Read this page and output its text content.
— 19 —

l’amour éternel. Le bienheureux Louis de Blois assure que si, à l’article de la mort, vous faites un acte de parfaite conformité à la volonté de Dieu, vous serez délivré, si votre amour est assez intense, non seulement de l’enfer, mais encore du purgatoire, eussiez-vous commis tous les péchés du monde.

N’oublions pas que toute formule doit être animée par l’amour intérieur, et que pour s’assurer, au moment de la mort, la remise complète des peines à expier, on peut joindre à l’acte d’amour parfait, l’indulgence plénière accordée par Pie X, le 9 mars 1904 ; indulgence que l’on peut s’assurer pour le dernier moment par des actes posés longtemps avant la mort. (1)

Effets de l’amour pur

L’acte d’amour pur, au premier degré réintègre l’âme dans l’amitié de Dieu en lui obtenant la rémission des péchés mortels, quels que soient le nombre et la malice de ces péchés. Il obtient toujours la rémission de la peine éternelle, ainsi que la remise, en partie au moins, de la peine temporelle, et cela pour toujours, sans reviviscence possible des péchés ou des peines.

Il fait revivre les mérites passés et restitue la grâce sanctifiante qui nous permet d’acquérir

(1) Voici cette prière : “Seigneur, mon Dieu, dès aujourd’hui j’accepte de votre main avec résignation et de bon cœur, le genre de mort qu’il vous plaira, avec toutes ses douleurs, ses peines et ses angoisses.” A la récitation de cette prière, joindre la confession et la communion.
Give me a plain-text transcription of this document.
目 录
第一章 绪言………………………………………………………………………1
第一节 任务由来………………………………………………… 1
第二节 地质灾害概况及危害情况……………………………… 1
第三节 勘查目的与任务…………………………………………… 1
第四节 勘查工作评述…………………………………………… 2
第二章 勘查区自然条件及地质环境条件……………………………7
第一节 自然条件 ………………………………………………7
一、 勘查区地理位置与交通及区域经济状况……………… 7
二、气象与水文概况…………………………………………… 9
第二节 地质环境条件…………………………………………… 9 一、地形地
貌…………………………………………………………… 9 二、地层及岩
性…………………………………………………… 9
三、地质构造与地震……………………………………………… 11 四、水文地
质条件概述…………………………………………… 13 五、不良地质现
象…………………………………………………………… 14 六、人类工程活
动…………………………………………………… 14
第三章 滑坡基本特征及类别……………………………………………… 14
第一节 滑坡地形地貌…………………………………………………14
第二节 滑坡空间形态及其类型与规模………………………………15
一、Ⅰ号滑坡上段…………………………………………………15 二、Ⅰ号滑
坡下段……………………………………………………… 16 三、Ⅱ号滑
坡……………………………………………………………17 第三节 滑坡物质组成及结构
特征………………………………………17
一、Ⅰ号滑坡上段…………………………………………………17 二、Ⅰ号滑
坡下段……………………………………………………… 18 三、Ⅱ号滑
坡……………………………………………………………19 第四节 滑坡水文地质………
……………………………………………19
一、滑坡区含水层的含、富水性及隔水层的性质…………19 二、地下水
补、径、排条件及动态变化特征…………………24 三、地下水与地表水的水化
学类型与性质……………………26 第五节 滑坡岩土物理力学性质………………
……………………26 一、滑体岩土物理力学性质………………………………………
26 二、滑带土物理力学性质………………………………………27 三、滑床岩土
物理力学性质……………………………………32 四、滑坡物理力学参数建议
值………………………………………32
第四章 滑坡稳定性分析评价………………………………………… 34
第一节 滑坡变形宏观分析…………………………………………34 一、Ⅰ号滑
------------------------------------------------------------
Brief: Copy all of the data exactly.

Reply to the exercise:
Read this page and output its text content.
— 19 —

l’amour éternel. Le bienheureux Louis de Blois assure que si, à l’article de la mort, vous faites un acte de parfaite conformité à la volonté de Dieu, vous serez délivré, si votre amour est assez intense, non seulement de l’enfer, mais encore du purgatoire, eussiez-vous commis tous les péchés du monde.

N’oublions pas que toute formule doit être animée par l’amour intérieur, et que pour s’assurer, au moment de la mort, la remise complète des peines à expier, on peut joindre à l’acte d’amour parfait, l’indulgence plénière accordée par Pie X, le 9 mars 1904 ; indulgence que l’on peut s’assurer pour le dernier moment par des actes posés longtemps avant la mort. (1)

Effets de l’amour pur

L’acte d’amour pur, au premier degré réintègre l’âme dans l’amitié de Dieu en lui obtenant la rémission des péchés mortels, quels que soient le nombre et la malice de ces péchés. Il obtient toujours la rémission de la peine éternelle, ainsi que la remise, en partie au moins, de la peine temporelle, et cela pour toujours, sans reviviscence possible des péchés ou des peines.

Il fait revivre les mérites passés et restitue la grâce sanctifiante qui nous permet d’acquérir

(1) Voici cette prière : “Seigneur, mon Dieu, dès aujourd’hui j’accepte de votre main avec résignation et de bon cœur, le genre de mort qu’il vous plaira, avec toutes ses douleurs, ses peines et ses angoisses.” A la récitation de cette prière, joindre la confession et la communion.
Give me a plain-text transcription of this document.
目 录
第一章 绪言………………………………………………………………………1
第一节 任务由来………………………………………………… 1
第二节 地质灾害概况及危害情况……………………………… 1
第三节 勘查目的与任务…………………………………………… 1
第四节 勘查工作评述…………………………………………… 2
第二章 勘查区自然条件及地质环境条件……………………………7
第一节 自然条件 ………………………………………………7
一、 勘查区地理位置与交通及区域经济状况……………… 7
二、气象与水文概况…………………………………………… 9
第二节 地质环境条件…………………………………………… 9 一、地形地
貌…………………………………………………………… 9 二、地层及岩
性…………………………………………………… 9
三、地质构造与地震……………………………………………… 11 四、水文地
质条件概述…………………………………………… 13 五、不良地质现
象…………………………………………………………… 14 六、人类工程活
动…………………………………………………… 14
第三章 滑坡基本特征及类别……………………………………………… 14
第一节 滑坡地形地貌…………………………………………………14
第二节 滑坡空间形态及其类型与规模………………………………15
一、Ⅰ号滑坡上段…………………………………………………15 二、Ⅰ号滑
坡下段……………………………………………………… 16 三、Ⅱ号滑
坡……………………………………………………………17 第三节 滑坡物质组成及结构
特征………………………………………17
一、Ⅰ号滑坡上段…………………………………………………17 二、Ⅰ号滑
坡下段……………………………………………………… 18 三、Ⅱ号滑
坡……………………………………………………………19 第四节 滑坡水文地质………
……………………………………………19
一、滑坡区含水层的含、富水性及隔水层的性质…………19 二、地下水
补、径、排条件及动态变化特征…………………24 三、地下水与地表水的水化
学类型与性质……………………26 第五节 滑坡岩土物理力学性质………………
……………………26 一、滑体岩土物理力学性质………………………………………
26 二、滑带土物理力学性质………………………………………27 三、滑床岩土
物理力学性质……………………………………32 四、滑坡物理力学参数建议
值………………………………………32
第四章 滑坡稳定性分析评价………………………………………… 34
第一节 滑坡变形宏观分析…………………………………………34 一、Ⅰ号滑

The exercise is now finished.